## GOAL
Write out the full listing exactly as given, minus the images.

(Items listed in a dataset)
[start]
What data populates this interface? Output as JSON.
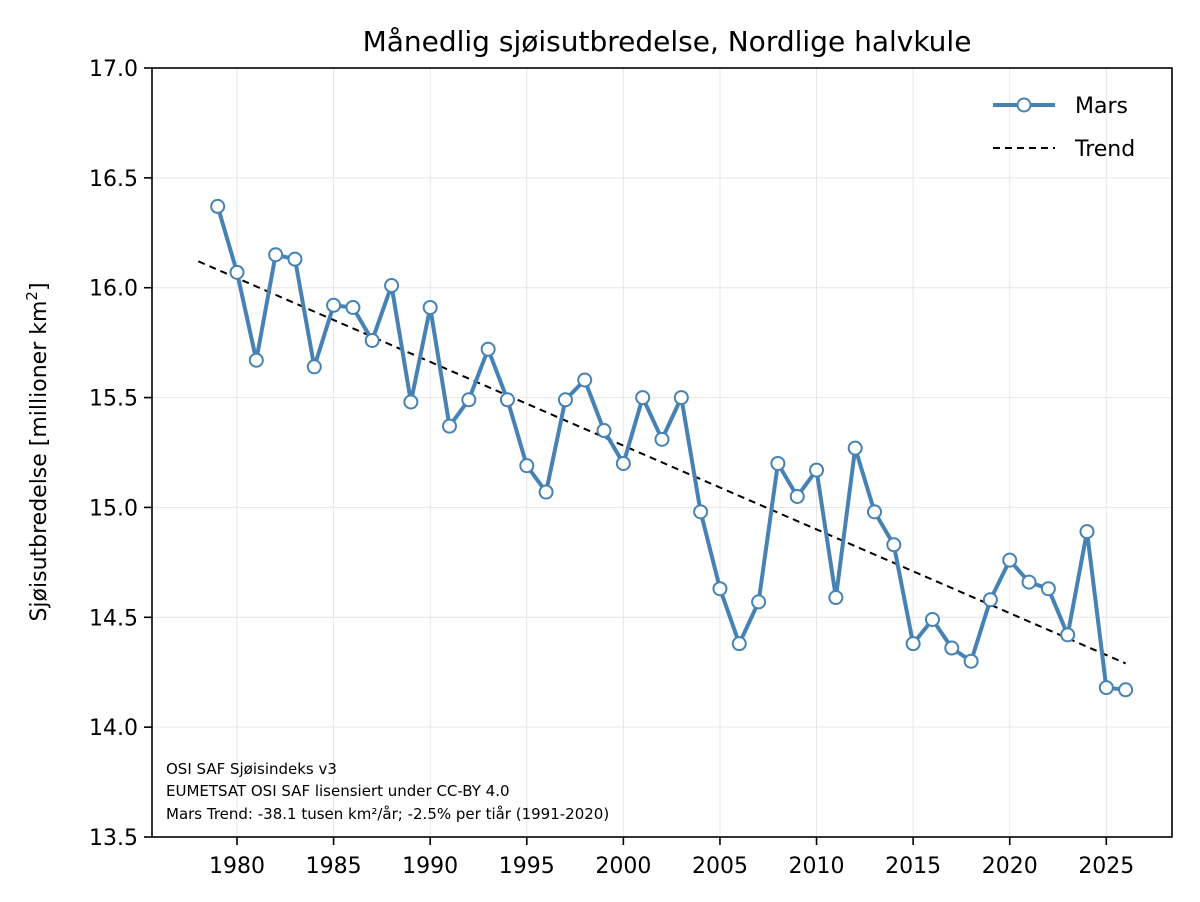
{
  "chart_data": {
    "type": "line",
    "title": "Månedlig sjøisutbredelse, Nordlige halvkule",
    "ylabel_main": "Sjøisutbredelse [millioner km",
    "ylabel_sup": "2",
    "ylabel_end": "]",
    "xlabel": "",
    "xlim": [
      1975.6,
      2028.4
    ],
    "ylim": [
      13.5,
      17.0
    ],
    "xticks": [
      1980,
      1985,
      1990,
      1995,
      2000,
      2005,
      2010,
      2015,
      2020,
      2025
    ],
    "yticks": [
      13.5,
      14.0,
      14.5,
      15.0,
      15.5,
      16.0,
      16.5,
      17.0
    ],
    "ytick_labels": [
      "13.5",
      "14.0",
      "14.5",
      "15.0",
      "15.5",
      "16.0",
      "16.5",
      "17.0"
    ],
    "grid": true,
    "legend_position": "top-right",
    "series": [
      {
        "name": "Mars",
        "color": "#4682b4",
        "style": "line-with-circle-markers",
        "x": [
          1979,
          1980,
          1981,
          1982,
          1983,
          1984,
          1985,
          1986,
          1987,
          1988,
          1989,
          1990,
          1991,
          1992,
          1993,
          1994,
          1995,
          1996,
          1997,
          1998,
          1999,
          2000,
          2001,
          2002,
          2003,
          2004,
          2005,
          2006,
          2007,
          2008,
          2009,
          2010,
          2011,
          2012,
          2013,
          2014,
          2015,
          2016,
          2017,
          2018,
          2019,
          2020,
          2021,
          2022,
          2023,
          2024,
          2025,
          2026
        ],
        "y": [
          16.37,
          16.07,
          15.67,
          16.15,
          16.13,
          15.64,
          15.92,
          15.91,
          15.76,
          16.01,
          15.48,
          15.91,
          15.37,
          15.49,
          15.72,
          15.49,
          15.19,
          15.07,
          15.49,
          15.58,
          15.35,
          15.2,
          15.5,
          15.31,
          15.5,
          14.98,
          14.63,
          14.38,
          14.57,
          15.2,
          15.05,
          15.17,
          14.59,
          15.27,
          14.98,
          14.83,
          14.38,
          14.49,
          14.36,
          14.3,
          14.58,
          14.76,
          14.66,
          14.63,
          14.42,
          14.89,
          14.18,
          14.17
        ]
      },
      {
        "name": "Trend",
        "color": "#000000",
        "style": "dashed",
        "x": [
          1978,
          2026
        ],
        "y": [
          16.12,
          14.29
        ]
      }
    ],
    "annotations": [
      "OSI SAF Sjøisindeks v3",
      "EUMETSAT OSI SAF lisensiert under CC-BY 4.0",
      "Mars Trend: -38.1 tusen km²/år; -2.5% per tiår (1991-2020)"
    ]
  }
}
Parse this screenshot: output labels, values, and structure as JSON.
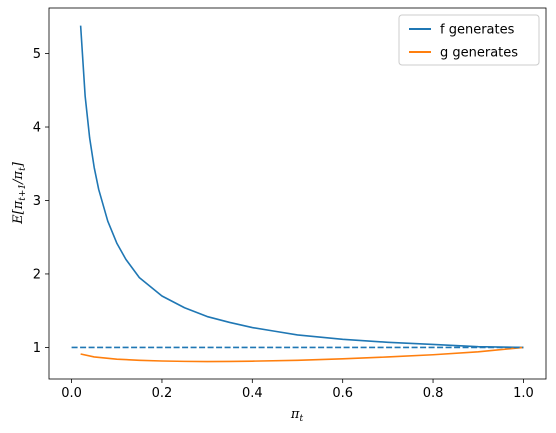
{
  "chart_data": {
    "type": "line",
    "title": "",
    "xlabel": "π_t",
    "ylabel": "E[π_{t+1}/π_t]",
    "xlim": [
      -0.05,
      1.05
    ],
    "ylim": [
      0.57,
      5.62
    ],
    "xticks": [
      "0.0",
      "0.2",
      "0.4",
      "0.6",
      "0.8",
      "1.0"
    ],
    "xtick_values": [
      0.0,
      0.2,
      0.4,
      0.6,
      0.8,
      1.0
    ],
    "yticks": [
      "1",
      "2",
      "3",
      "4",
      "5"
    ],
    "ytick_values": [
      1,
      2,
      3,
      4,
      5
    ],
    "grid": false,
    "legend_position": "top-right",
    "series": [
      {
        "name": "f generates",
        "color": "#1f77b4",
        "style": "solid",
        "x": [
          0.02,
          0.03,
          0.04,
          0.05,
          0.06,
          0.08,
          0.1,
          0.12,
          0.15,
          0.2,
          0.25,
          0.3,
          0.35,
          0.4,
          0.45,
          0.5,
          0.6,
          0.7,
          0.8,
          0.9,
          1.0
        ],
        "y": [
          5.38,
          4.42,
          3.85,
          3.45,
          3.15,
          2.72,
          2.42,
          2.2,
          1.95,
          1.7,
          1.54,
          1.42,
          1.34,
          1.27,
          1.22,
          1.17,
          1.11,
          1.07,
          1.04,
          1.01,
          1.0
        ]
      },
      {
        "name": "g generates",
        "color": "#ff7f0e",
        "style": "solid",
        "x": [
          0.02,
          0.05,
          0.1,
          0.15,
          0.2,
          0.25,
          0.3,
          0.35,
          0.4,
          0.5,
          0.6,
          0.7,
          0.8,
          0.9,
          1.0
        ],
        "y": [
          0.91,
          0.87,
          0.84,
          0.825,
          0.815,
          0.81,
          0.808,
          0.809,
          0.813,
          0.825,
          0.845,
          0.87,
          0.9,
          0.94,
          1.0
        ]
      },
      {
        "name": "",
        "color": "#1f77b4",
        "style": "dashed",
        "x": [
          0.0,
          1.0
        ],
        "y": [
          1.0,
          1.0
        ]
      }
    ]
  }
}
[end]
## IN RESPONSE
What data populates this interface? Output as JSON.
{
  "chart_data": {
    "type": "line",
    "title": "Månedlig sjøisutbredelse, Nordlige halvkule",
    "ylabel_main": "Sjøisutbredelse [millioner km",
    "ylabel_sup": "2",
    "ylabel_end": "]",
    "xlabel": "",
    "xlim": [
      1975.6,
      2028.4
    ],
    "ylim": [
      13.5,
      17.0
    ],
    "xticks": [
      1980,
      1985,
      1990,
      1995,
      2000,
      2005,
      2010,
      2015,
      2020,
      2025
    ],
    "yticks": [
      13.5,
      14.0,
      14.5,
      15.0,
      15.5,
      16.0,
      16.5,
      17.0
    ],
    "ytick_labels": [
      "13.5",
      "14.0",
      "14.5",
      "15.0",
      "15.5",
      "16.0",
      "16.5",
      "17.0"
    ],
    "grid": true,
    "legend_position": "top-right",
    "series": [
      {
        "name": "Mars",
        "color": "#4682b4",
        "style": "line-with-circle-markers",
        "x": [
          1979,
          1980,
          1981,
          1982,
          1983,
          1984,
          1985,
          1986,
          1987,
          1988,
          1989,
          1990,
          1991,
          1992,
          1993,
          1994,
          1995,
          1996,
          1997,
          1998,
          1999,
          2000,
          2001,
          2002,
          2003,
          2004,
          2005,
          2006,
          2007,
          2008,
          2009,
          2010,
          2011,
          2012,
          2013,
          2014,
          2015,
          2016,
          2017,
          2018,
          2019,
          2020,
          2021,
          2022,
          2023,
          2024,
          2025,
          2026
        ],
        "y": [
          16.37,
          16.07,
          15.67,
          16.15,
          16.13,
          15.64,
          15.92,
          15.91,
          15.76,
          16.01,
          15.48,
          15.91,
          15.37,
          15.49,
          15.72,
          15.49,
          15.19,
          15.07,
          15.49,
          15.58,
          15.35,
          15.2,
          15.5,
          15.31,
          15.5,
          14.98,
          14.63,
          14.38,
          14.57,
          15.2,
          15.05,
          15.17,
          14.59,
          15.27,
          14.98,
          14.83,
          14.38,
          14.49,
          14.36,
          14.3,
          14.58,
          14.76,
          14.66,
          14.63,
          14.42,
          14.89,
          14.18,
          14.17
        ]
      },
      {
        "name": "Trend",
        "color": "#000000",
        "style": "dashed",
        "x": [
          1978,
          2026
        ],
        "y": [
          16.12,
          14.29
        ]
      }
    ],
    "annotations": [
      "OSI SAF Sjøisindeks v3",
      "EUMETSAT OSI SAF lisensiert under CC-BY 4.0",
      "Mars Trend: -38.1 tusen km²/år; -2.5% per tiår (1991-2020)"
    ]
  }
}
Parse this screenshot: output labels, values, and structure as JSON.
{
  "chart_data": {
    "type": "line",
    "title": "",
    "xlabel": "π_t",
    "ylabel": "E[π_{t+1}/π_t]",
    "xlim": [
      -0.05,
      1.05
    ],
    "ylim": [
      0.57,
      5.62
    ],
    "xticks": [
      "0.0",
      "0.2",
      "0.4",
      "0.6",
      "0.8",
      "1.0"
    ],
    "xtick_values": [
      0.0,
      0.2,
      0.4,
      0.6,
      0.8,
      1.0
    ],
    "yticks": [
      "1",
      "2",
      "3",
      "4",
      "5"
    ],
    "ytick_values": [
      1,
      2,
      3,
      4,
      5
    ],
    "grid": false,
    "legend_position": "top-right",
    "series": [
      {
        "name": "f generates",
        "color": "#1f77b4",
        "style": "solid",
        "x": [
          0.02,
          0.03,
          0.04,
          0.05,
          0.06,
          0.08,
          0.1,
          0.12,
          0.15,
          0.2,
          0.25,
          0.3,
          0.35,
          0.4,
          0.45,
          0.5,
          0.6,
          0.7,
          0.8,
          0.9,
          1.0
        ],
        "y": [
          5.38,
          4.42,
          3.85,
          3.45,
          3.15,
          2.72,
          2.42,
          2.2,
          1.95,
          1.7,
          1.54,
          1.42,
          1.34,
          1.27,
          1.22,
          1.17,
          1.11,
          1.07,
          1.04,
          1.01,
          1.0
        ]
      },
      {
        "name": "g generates",
        "color": "#ff7f0e",
        "style": "solid",
        "x": [
          0.02,
          0.05,
          0.1,
          0.15,
          0.2,
          0.25,
          0.3,
          0.35,
          0.4,
          0.5,
          0.6,
          0.7,
          0.8,
          0.9,
          1.0
        ],
        "y": [
          0.91,
          0.87,
          0.84,
          0.825,
          0.815,
          0.81,
          0.808,
          0.809,
          0.813,
          0.825,
          0.845,
          0.87,
          0.9,
          0.94,
          1.0
        ]
      },
      {
        "name": "",
        "color": "#1f77b4",
        "style": "dashed",
        "x": [
          0.0,
          1.0
        ],
        "y": [
          1.0,
          1.0
        ]
      }
    ]
  }
}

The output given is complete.